Exercise brief.
Without including any pictures, write out all the entries exactly.

***** Data listing *****

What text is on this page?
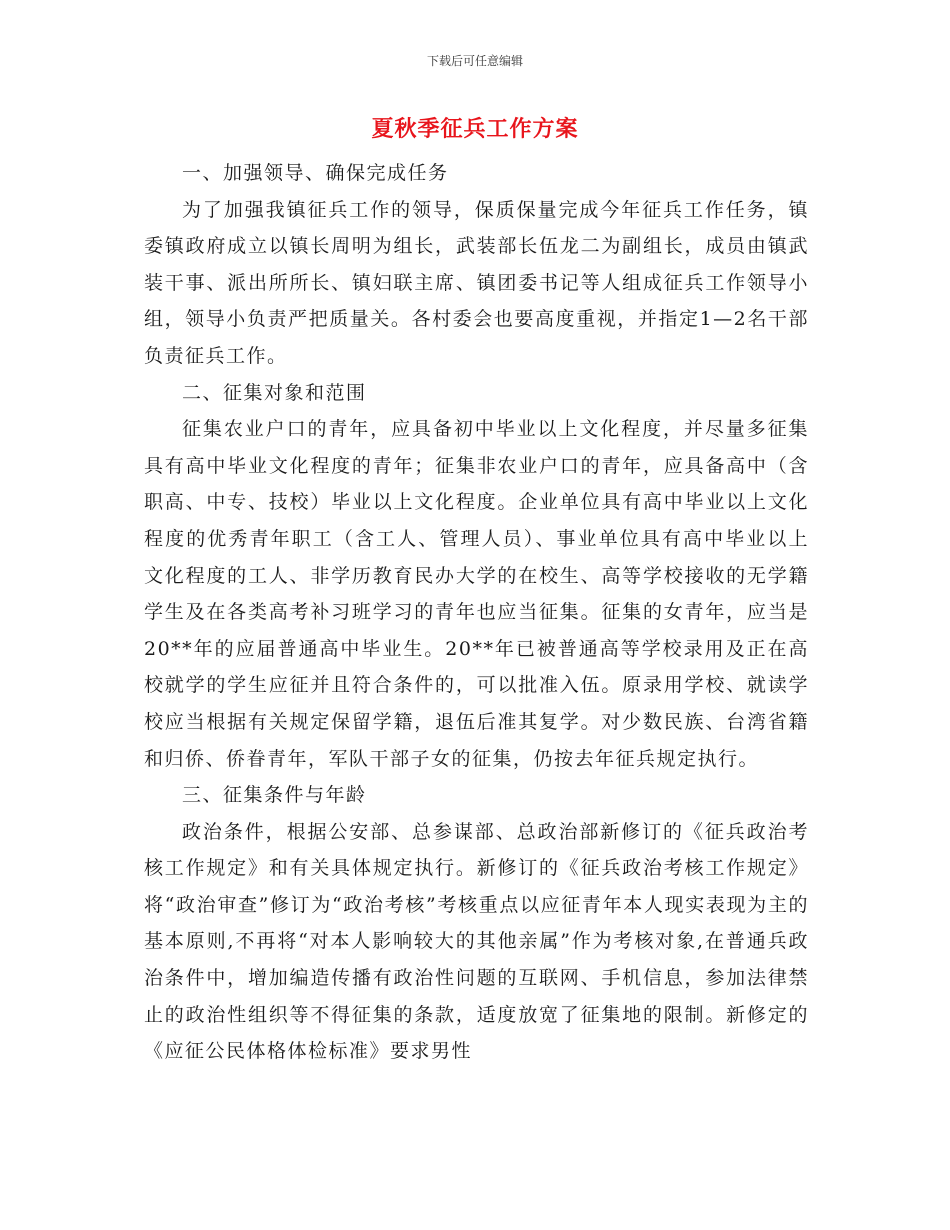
下载后可任意编辑
夏秋季征兵工作方案

一、加强领导、确保完成任务

为了加强我镇征兵工作的领导，保质保量完成今年征兵工作任务，镇委镇政府成立以镇长周明为组长，武装部长伍龙二为副组长，成员由镇武装干事、派出所所长、镇妇联主席、镇团委书记等人组成征兵工作领导小组，领导小负责严把质量关。各村委会也要高度重视，并指定1—2名干部负责征兵工作。

二、征集对象和范围

征集农业户口的青年，应具备初中毕业以上文化程度，并尽量多征集具有高中毕业文化程度的青年；征集非农业户口的青年，应具备高中（含职高、中专、技校）毕业以上文化程度。企业单位具有高中毕业以上文化程度的优秀青年职工（含工人、管理人员）、事业单位具有高中毕业以上文化程度的工人、非学历教育民办大学的在校生、高等学校接收的无学籍学生及在各类高考补习班学习的青年也应当征集。征集的女青年，应当是20**年的应届普通高中毕业生。20**年已被普通高等学校录用及正在高校就学的学生应征并且符合条件的，可以批准入伍。原录用学校、就读学校应当根据有关规定保留学籍，退伍后准其复学。对少数民族、台湾省籍和归侨、侨眷青年，军队干部子女的征集，仍按去年征兵规定执行。

三、征集条件与年龄

政治条件，根据公安部、总参谋部、总政治部新修订的《征兵政治考核工作规定》和有关具体规定执行。新修订的《征兵政治考核工作规定》将“政治审查”修订为“政治考核”考核重点以应征青年本人现实表现为主的基本原则,不再将“对本人影响较大的其他亲属”作为考核对象,在普通兵政治条件中，增加编造传播有政治性问题的互联网、手机信息，参加法律禁止的政治性组织等不得征集的条款，适度放宽了征集地的限制。新修定的《应征公民体格体检标准》要求男性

*****

Task response.
What text is on this page?
下载后可任意编辑
夏秋季征兵工作方案

一、加强领导、确保完成任务

为了加强我镇征兵工作的领导，保质保量完成今年征兵工作任务，镇委镇政府成立以镇长周明为组长，武装部长伍龙二为副组长，成员由镇武装干事、派出所所长、镇妇联主席、镇团委书记等人组成征兵工作领导小组，领导小负责严把质量关。各村委会也要高度重视，并指定1—2名干部负责征兵工作。

二、征集对象和范围

征集农业户口的青年，应具备初中毕业以上文化程度，并尽量多征集具有高中毕业文化程度的青年；征集非农业户口的青年，应具备高中（含职高、中专、技校）毕业以上文化程度。企业单位具有高中毕业以上文化程度的优秀青年职工（含工人、管理人员）、事业单位具有高中毕业以上文化程度的工人、非学历教育民办大学的在校生、高等学校接收的无学籍学生及在各类高考补习班学习的青年也应当征集。征集的女青年，应当是20**年的应届普通高中毕业生。20**年已被普通高等学校录用及正在高校就学的学生应征并且符合条件的，可以批准入伍。原录用学校、就读学校应当根据有关规定保留学籍，退伍后准其复学。对少数民族、台湾省籍和归侨、侨眷青年，军队干部子女的征集，仍按去年征兵规定执行。

三、征集条件与年龄

政治条件，根据公安部、总参谋部、总政治部新修订的《征兵政治考核工作规定》和有关具体规定执行。新修订的《征兵政治考核工作规定》将“政治审查”修订为“政治考核”考核重点以应征青年本人现实表现为主的基本原则,不再将“对本人影响较大的其他亲属”作为考核对象,在普通兵政治条件中，增加编造传播有政治性问题的互联网、手机信息，参加法律禁止的政治性组织等不得征集的条款，适度放宽了征集地的限制。新修定的《应征公民体格体检标准》要求男性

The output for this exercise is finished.